Stated task:
Exactly as they appear, output all of the records. Skip any images.

The records:
◇ ◇ ◇ ◇

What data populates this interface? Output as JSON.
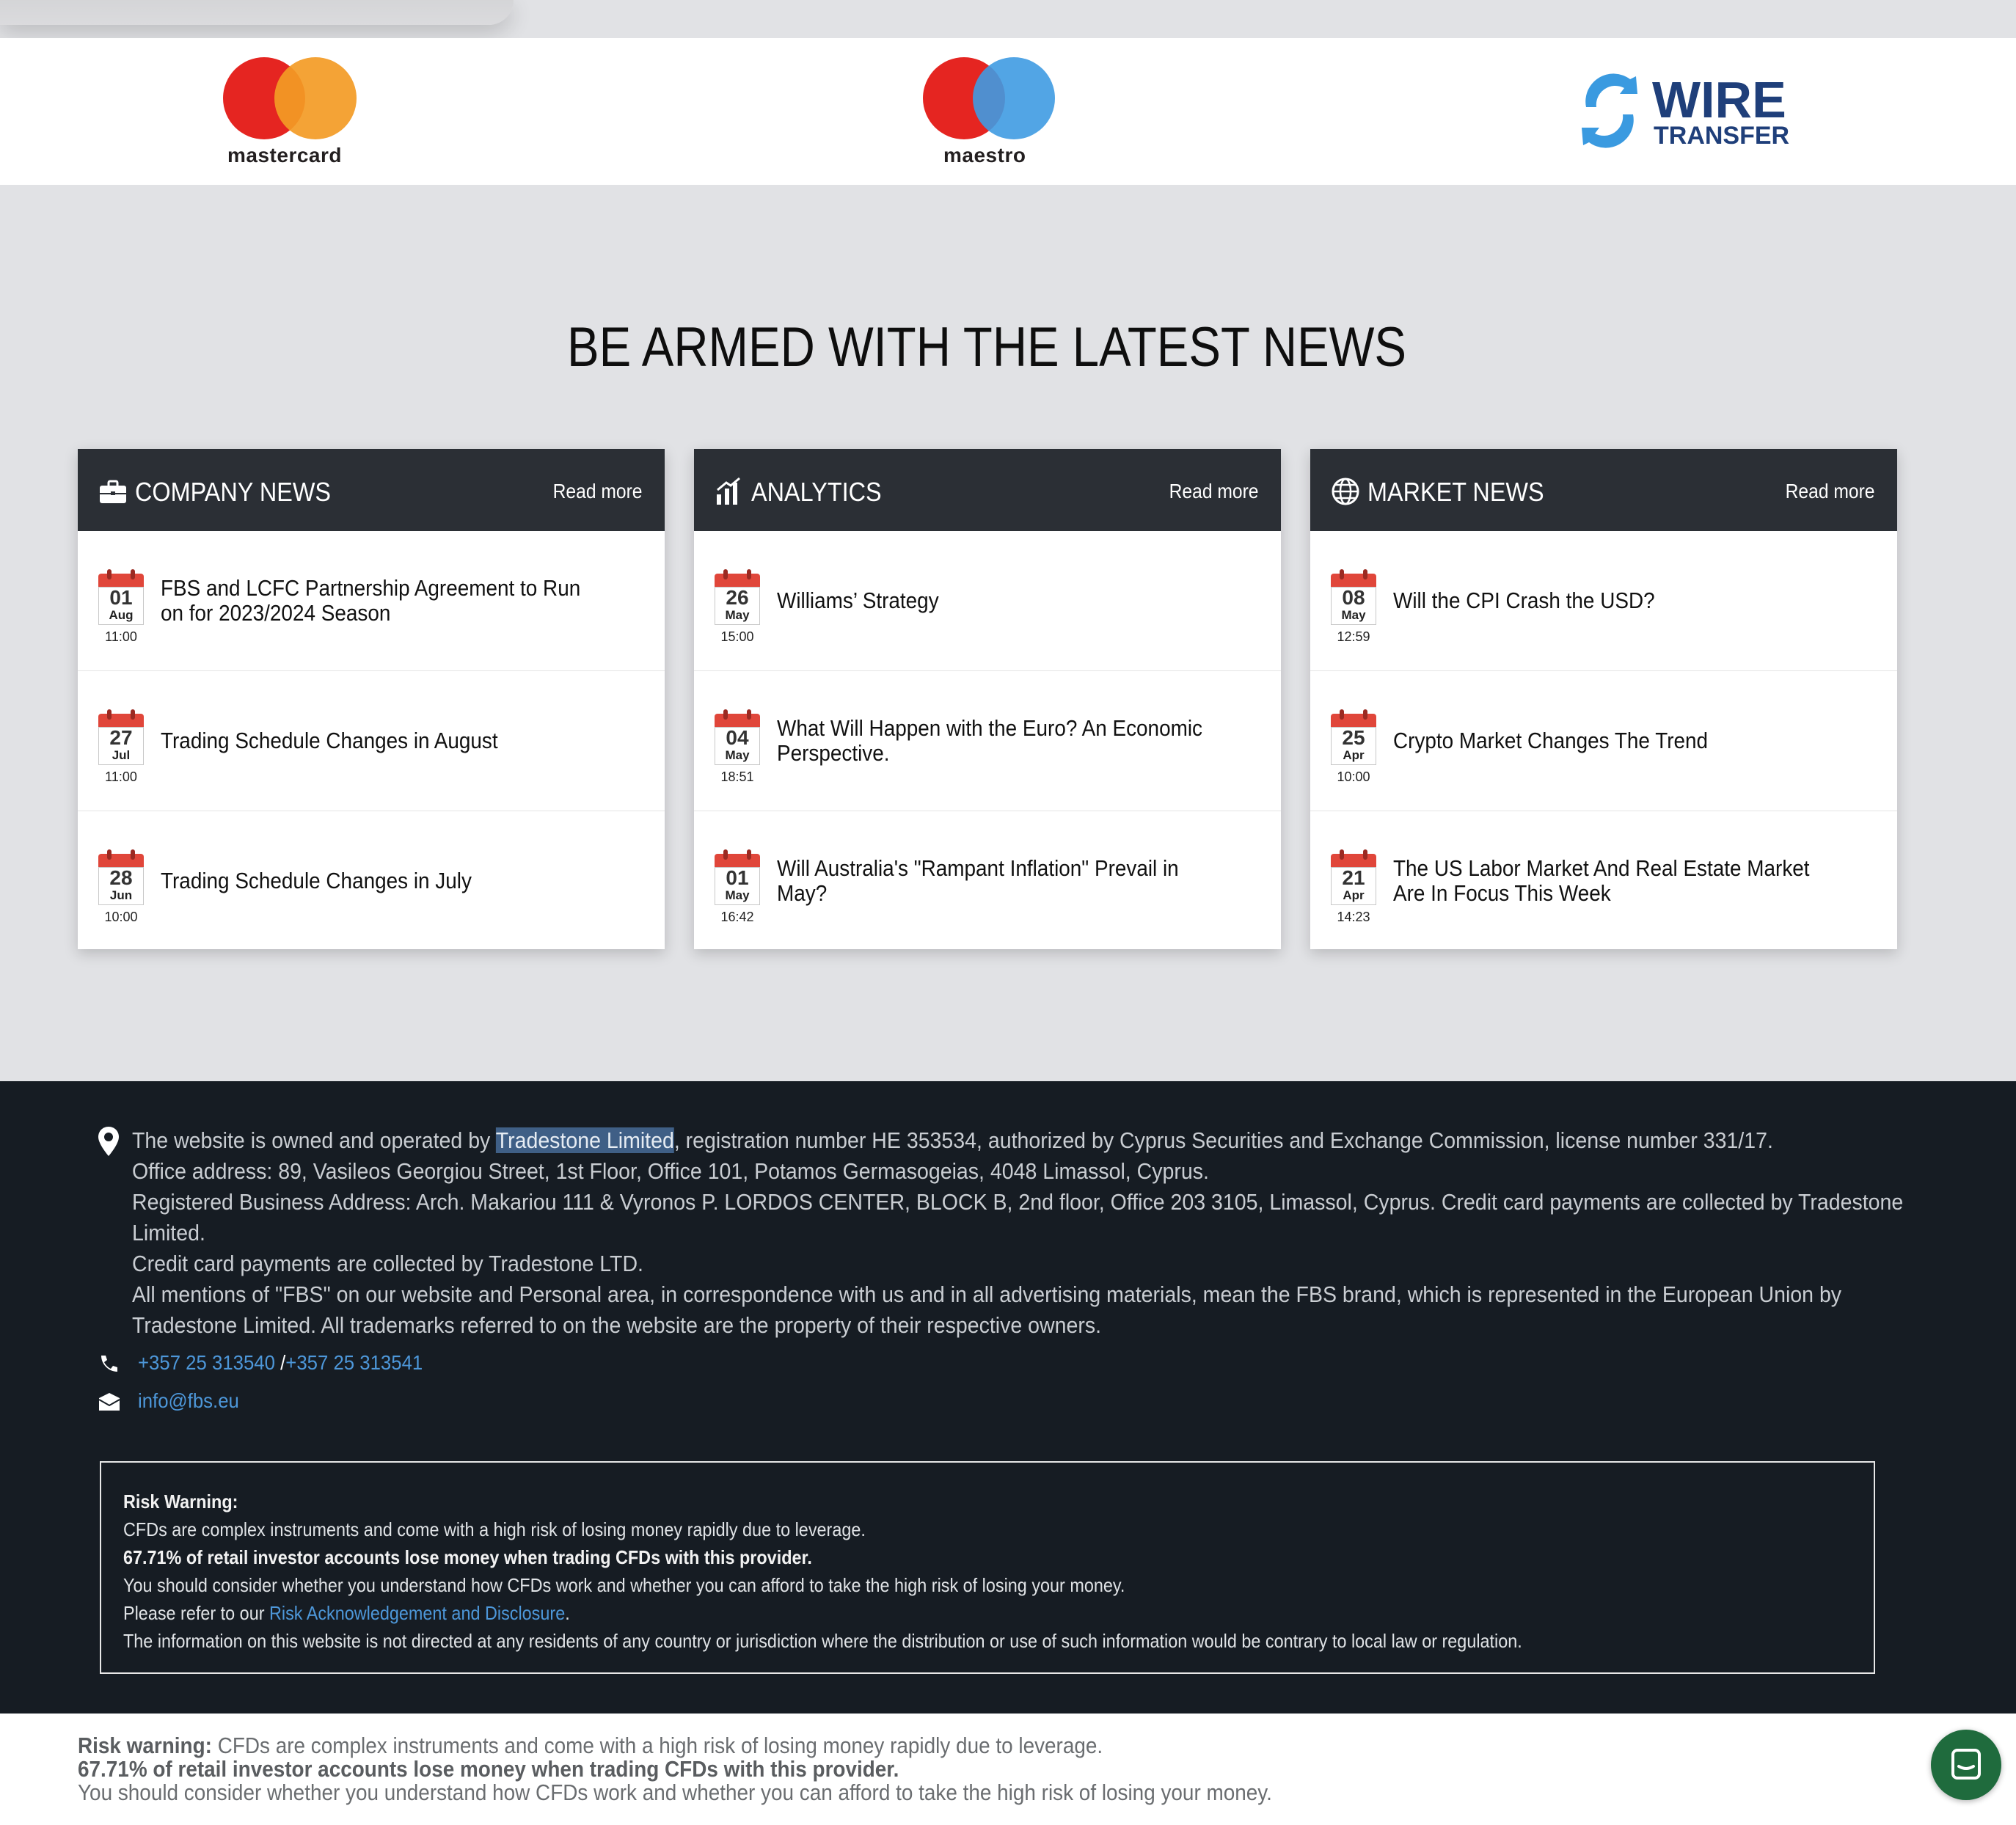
{
  "payments": {
    "mastercard": {
      "label": "mastercard",
      "colors": [
        "#e52521",
        "#f39b25"
      ]
    },
    "maestro": {
      "label": "maestro",
      "colors": [
        "#e52521",
        "#3f9be2"
      ]
    },
    "wire": {
      "line1": "WIRE",
      "line2": "TRANSFER",
      "color": "#1f3f7a",
      "arrow_color": "#3a9ae0"
    }
  },
  "news": {
    "heading": "BE ARMED WITH THE LATEST NEWS",
    "read_more": "Read more",
    "columns": [
      {
        "title": "COMPANY NEWS",
        "icon": "briefcase-icon",
        "items": [
          {
            "day": "01",
            "month": "Aug",
            "time": "11:00",
            "title": "FBS and LCFC Partnership Agreement to Run on for 2023/2024 Season"
          },
          {
            "day": "27",
            "month": "Jul",
            "time": "11:00",
            "title": "Trading Schedule Changes in August"
          },
          {
            "day": "28",
            "month": "Jun",
            "time": "10:00",
            "title": "Trading Schedule Changes in July"
          }
        ]
      },
      {
        "title": "ANALYTICS",
        "icon": "bar-chart-icon",
        "items": [
          {
            "day": "26",
            "month": "May",
            "time": "15:00",
            "title": "Williams’ Strategy"
          },
          {
            "day": "04",
            "month": "May",
            "time": "18:51",
            "title": "What Will Happen with the Euro? An Economic Perspective."
          },
          {
            "day": "01",
            "month": "May",
            "time": "16:42",
            "title": "Will Australia's \"Rampant Inflation\" Prevail in May?"
          }
        ]
      },
      {
        "title": "MARKET NEWS",
        "icon": "globe-icon",
        "items": [
          {
            "day": "08",
            "month": "May",
            "time": "12:59",
            "title": "Will the CPI Crash the USD?"
          },
          {
            "day": "25",
            "month": "Apr",
            "time": "10:00",
            "title": "Crypto Market Changes The Trend"
          },
          {
            "day": "21",
            "month": "Apr",
            "time": "14:23",
            "title": "The US Labor Market And Real Estate Market Are In Focus This Week"
          }
        ]
      }
    ]
  },
  "footer": {
    "line1_pre": "The website is owned and operated by ",
    "line1_highlight": "Tradestone Limited",
    "line1_post": ", registration number HE 353534, authorized by Cyprus Securities and Exchange Commission, license number 331/17.",
    "line2": "Office address: 89, Vasileos Georgiou Street, 1st Floor, Office 101, Potamos Germasogeias, 4048 Limassol, Cyprus.",
    "line3": "Registered Business Address: Arch. Makariou 111 & Vyronos P. LORDOS CENTER, BLOCK B, 2nd floor, Office 203 3105, Limassol, Cyprus. Credit card payments are collected by Tradestone",
    "line4": "Limited.",
    "line5": "Credit card payments are collected by Tradestone LTD.",
    "line6": "All mentions of \"FBS\" on our website and Personal area, in correspondence with us and in all advertising materials, mean the FBS brand, which is represented in the European Union by",
    "line7": "Tradestone Limited. All trademarks referred to on the website are the property of their respective owners.",
    "phone1": "+357 25 313540",
    "phone_sep": " /",
    "phone2": "+357 25 313541",
    "email": "info@fbs.eu",
    "risk": {
      "title": "Risk Warning:",
      "l1": "CFDs are complex instruments and come with a high risk of losing money rapidly due to leverage.",
      "l2": "67.71% of retail investor accounts lose money when trading CFDs with this provider.",
      "l3": "You should consider whether you understand how CFDs work and whether you can afford to take the high risk of losing your money.",
      "l4_pre": "Please refer to our ",
      "l4_link": "Risk Acknowledgement and Disclosure",
      "l4_post": ".",
      "l5": "The information on this website is not directed at any residents of any country or jurisdiction where the distribution or use of such information would be contrary to local law or regulation."
    }
  },
  "bottom_bar": {
    "label": "Risk warning:",
    "l1": " CFDs are complex instruments and come with a high risk of losing money rapidly due to leverage.",
    "l2": "67.71% of retail investor accounts lose money when trading CFDs with this provider.",
    "l3": "You should consider whether you understand how CFDs work and whether you can afford to take the high risk of losing your money."
  },
  "chat": {
    "icon": "chat-icon",
    "color": "#1f6b3d"
  }
}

◇ ◇ ◇ ◇

Answer in full:
What data populates this interface? Output as JSON.
{
  "payments": {
    "mastercard": {
      "label": "mastercard",
      "colors": [
        "#e52521",
        "#f39b25"
      ]
    },
    "maestro": {
      "label": "maestro",
      "colors": [
        "#e52521",
        "#3f9be2"
      ]
    },
    "wire": {
      "line1": "WIRE",
      "line2": "TRANSFER",
      "color": "#1f3f7a",
      "arrow_color": "#3a9ae0"
    }
  },
  "news": {
    "heading": "BE ARMED WITH THE LATEST NEWS",
    "read_more": "Read more",
    "columns": [
      {
        "title": "COMPANY NEWS",
        "icon": "briefcase-icon",
        "items": [
          {
            "day": "01",
            "month": "Aug",
            "time": "11:00",
            "title": "FBS and LCFC Partnership Agreement to Run on for 2023/2024 Season"
          },
          {
            "day": "27",
            "month": "Jul",
            "time": "11:00",
            "title": "Trading Schedule Changes in August"
          },
          {
            "day": "28",
            "month": "Jun",
            "time": "10:00",
            "title": "Trading Schedule Changes in July"
          }
        ]
      },
      {
        "title": "ANALYTICS",
        "icon": "bar-chart-icon",
        "items": [
          {
            "day": "26",
            "month": "May",
            "time": "15:00",
            "title": "Williams’ Strategy"
          },
          {
            "day": "04",
            "month": "May",
            "time": "18:51",
            "title": "What Will Happen with the Euro? An Economic Perspective."
          },
          {
            "day": "01",
            "month": "May",
            "time": "16:42",
            "title": "Will Australia's \"Rampant Inflation\" Prevail in May?"
          }
        ]
      },
      {
        "title": "MARKET NEWS",
        "icon": "globe-icon",
        "items": [
          {
            "day": "08",
            "month": "May",
            "time": "12:59",
            "title": "Will the CPI Crash the USD?"
          },
          {
            "day": "25",
            "month": "Apr",
            "time": "10:00",
            "title": "Crypto Market Changes The Trend"
          },
          {
            "day": "21",
            "month": "Apr",
            "time": "14:23",
            "title": "The US Labor Market And Real Estate Market Are In Focus This Week"
          }
        ]
      }
    ]
  },
  "footer": {
    "line1_pre": "The website is owned and operated by ",
    "line1_highlight": "Tradestone Limited",
    "line1_post": ", registration number HE 353534, authorized by Cyprus Securities and Exchange Commission, license number 331/17.",
    "line2": "Office address: 89, Vasileos Georgiou Street, 1st Floor, Office 101, Potamos Germasogeias, 4048 Limassol, Cyprus.",
    "line3": "Registered Business Address: Arch. Makariou 111 & Vyronos P. LORDOS CENTER, BLOCK B, 2nd floor, Office 203 3105, Limassol, Cyprus. Credit card payments are collected by Tradestone",
    "line4": "Limited.",
    "line5": "Credit card payments are collected by Tradestone LTD.",
    "line6": "All mentions of \"FBS\" on our website and Personal area, in correspondence with us and in all advertising materials, mean the FBS brand, which is represented in the European Union by",
    "line7": "Tradestone Limited. All trademarks referred to on the website are the property of their respective owners.",
    "phone1": "+357 25 313540",
    "phone_sep": " /",
    "phone2": "+357 25 313541",
    "email": "info@fbs.eu",
    "risk": {
      "title": "Risk Warning:",
      "l1": "CFDs are complex instruments and come with a high risk of losing money rapidly due to leverage.",
      "l2": "67.71% of retail investor accounts lose money when trading CFDs with this provider.",
      "l3": "You should consider whether you understand how CFDs work and whether you can afford to take the high risk of losing your money.",
      "l4_pre": "Please refer to our ",
      "l4_link": "Risk Acknowledgement and Disclosure",
      "l4_post": ".",
      "l5": "The information on this website is not directed at any residents of any country or jurisdiction where the distribution or use of such information would be contrary to local law or regulation."
    }
  },
  "bottom_bar": {
    "label": "Risk warning:",
    "l1": " CFDs are complex instruments and come with a high risk of losing money rapidly due to leverage.",
    "l2": "67.71% of retail investor accounts lose money when trading CFDs with this provider.",
    "l3": "You should consider whether you understand how CFDs work and whether you can afford to take the high risk of losing your money."
  },
  "chat": {
    "icon": "chat-icon",
    "color": "#1f6b3d"
  }
}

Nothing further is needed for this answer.